TASK STATEMENT — Copy every line of the listing below word for word, omitting the pictures.

+++ TASK DATA

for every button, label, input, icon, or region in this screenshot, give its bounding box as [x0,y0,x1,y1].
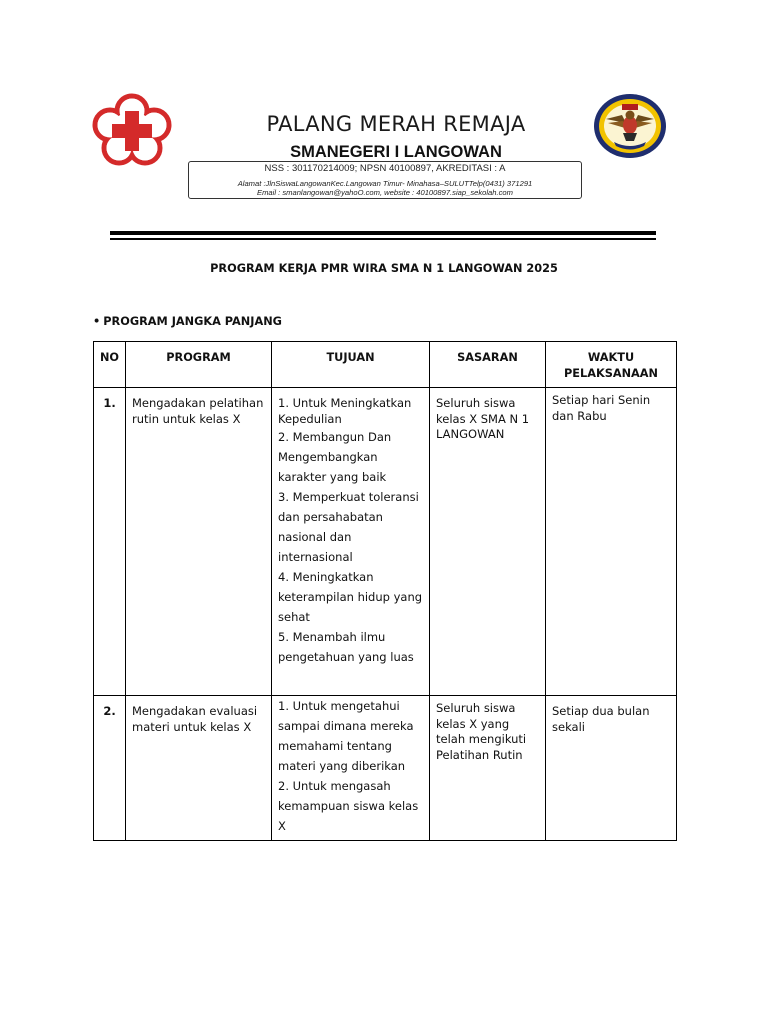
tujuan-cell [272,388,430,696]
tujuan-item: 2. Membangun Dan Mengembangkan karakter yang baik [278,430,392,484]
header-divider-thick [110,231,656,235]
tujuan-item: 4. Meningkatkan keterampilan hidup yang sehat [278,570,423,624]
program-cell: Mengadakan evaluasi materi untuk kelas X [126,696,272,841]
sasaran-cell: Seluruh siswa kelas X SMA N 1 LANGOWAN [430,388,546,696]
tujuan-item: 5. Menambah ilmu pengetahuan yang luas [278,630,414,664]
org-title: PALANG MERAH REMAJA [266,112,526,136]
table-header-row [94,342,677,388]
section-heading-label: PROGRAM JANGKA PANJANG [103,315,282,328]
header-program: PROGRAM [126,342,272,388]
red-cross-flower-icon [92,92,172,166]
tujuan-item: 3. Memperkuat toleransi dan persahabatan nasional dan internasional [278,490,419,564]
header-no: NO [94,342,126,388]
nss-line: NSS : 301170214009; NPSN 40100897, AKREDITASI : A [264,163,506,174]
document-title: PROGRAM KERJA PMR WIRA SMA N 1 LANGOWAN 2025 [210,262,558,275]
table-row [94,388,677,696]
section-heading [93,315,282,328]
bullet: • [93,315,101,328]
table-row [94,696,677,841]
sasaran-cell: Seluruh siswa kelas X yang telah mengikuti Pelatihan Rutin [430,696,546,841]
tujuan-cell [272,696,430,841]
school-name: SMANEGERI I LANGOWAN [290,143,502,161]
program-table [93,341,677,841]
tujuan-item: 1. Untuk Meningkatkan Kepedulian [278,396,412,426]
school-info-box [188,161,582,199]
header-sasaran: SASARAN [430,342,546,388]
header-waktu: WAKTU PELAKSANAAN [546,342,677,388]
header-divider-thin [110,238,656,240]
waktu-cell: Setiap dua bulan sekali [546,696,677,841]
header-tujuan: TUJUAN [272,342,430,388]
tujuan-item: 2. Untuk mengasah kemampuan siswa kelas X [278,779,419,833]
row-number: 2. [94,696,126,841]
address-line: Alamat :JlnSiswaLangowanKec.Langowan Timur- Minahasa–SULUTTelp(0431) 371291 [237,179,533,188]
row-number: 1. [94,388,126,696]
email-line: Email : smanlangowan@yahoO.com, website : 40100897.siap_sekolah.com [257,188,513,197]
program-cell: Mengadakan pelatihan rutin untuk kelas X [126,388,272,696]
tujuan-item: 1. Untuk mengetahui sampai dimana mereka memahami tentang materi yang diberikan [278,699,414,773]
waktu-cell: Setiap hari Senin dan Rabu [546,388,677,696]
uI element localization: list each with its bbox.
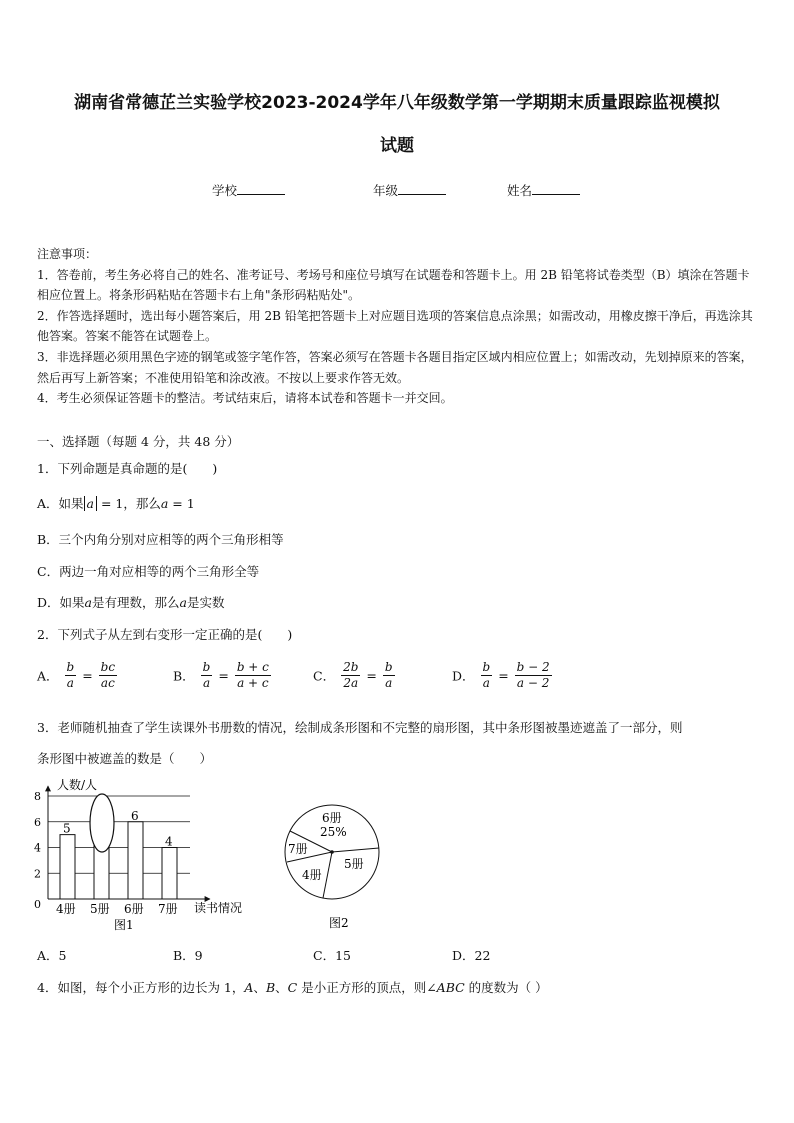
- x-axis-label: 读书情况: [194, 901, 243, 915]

++++++

SOLUTION TO THIS EXERCISE —
for every button, label, input, icon, or region in this screenshot, give its bounding box as [x0,y0,x1,y1].
tujuan-cell [272,388,430,696]
tujuan-item: 2. Membangun Dan Mengembangkan karakter yang baik [278,430,392,484]
header-divider-thick [110,231,656,235]
tujuan-item: 4. Meningkatkan keterampilan hidup yang sehat [278,570,423,624]
program-cell: Mengadakan evaluasi materi untuk kelas X [126,696,272,841]
sasaran-cell: Seluruh siswa kelas X SMA N 1 LANGOWAN [430,388,546,696]
tujuan-item: 5. Menambah ilmu pengetahuan yang luas [278,630,414,664]
org-title: PALANG MERAH REMAJA [266,112,526,136]
table-header-row [94,342,677,388]
section-heading-label: PROGRAM JANGKA PANJANG [103,315,282,328]
header-program: PROGRAM [126,342,272,388]
red-cross-flower-icon [92,92,172,166]
tujuan-item: 3. Memperkuat toleransi dan persahabatan nasional dan internasional [278,490,419,564]
header-no: NO [94,342,126,388]
nss-line: NSS : 301170214009; NPSN 40100897, AKREDITASI : A [264,163,506,174]
document-title: PROGRAM KERJA PMR WIRA SMA N 1 LANGOWAN 2025 [210,262,558,275]
table-row [94,388,677,696]
section-heading [93,315,282,328]
bullet: • [93,315,101,328]
table-row [94,696,677,841]
sasaran-cell: Seluruh siswa kelas X yang telah mengikuti Pelatihan Rutin [430,696,546,841]
tujuan-cell [272,696,430,841]
school-name: SMANEGERI I LANGOWAN [290,143,502,161]
program-table [93,341,677,841]
tujuan-item: 1. Untuk Meningkatkan Kepedulian [278,396,412,426]
school-info-box [188,161,582,199]
header-sasaran: SASARAN [430,342,546,388]
header-waktu: WAKTU PELAKSANAAN [546,342,677,388]
header-divider-thin [110,238,656,240]
waktu-cell: Setiap dua bulan sekali [546,696,677,841]
header-tujuan: TUJUAN [272,342,430,388]
tujuan-item: 2. Untuk mengasah kemampuan siswa kelas X [278,779,419,833]
row-number: 2. [94,696,126,841]
address-line: Alamat :JlnSiswaLangowanKec.Langowan Timur- Minahasa–SULUTTelp(0431) 371291 [237,179,533,188]
row-number: 1. [94,388,126,696]
email-line: Email : smanlangowan@yahoO.com, website : 40100897.siap_sekolah.com [257,188,513,197]
program-cell: Mengadakan pelatihan rutin untuk kelas X [126,388,272,696]
tujuan-item: 1. Untuk mengetahui sampai dimana mereka memahami tentang materi yang diberikan [278,699,414,773]
waktu-cell: Setiap hari Senin dan Rabu [546,388,677,696]
uI element localization: list each with its bbox.
- x-axis-label: 读书情况: [194, 901, 243, 915]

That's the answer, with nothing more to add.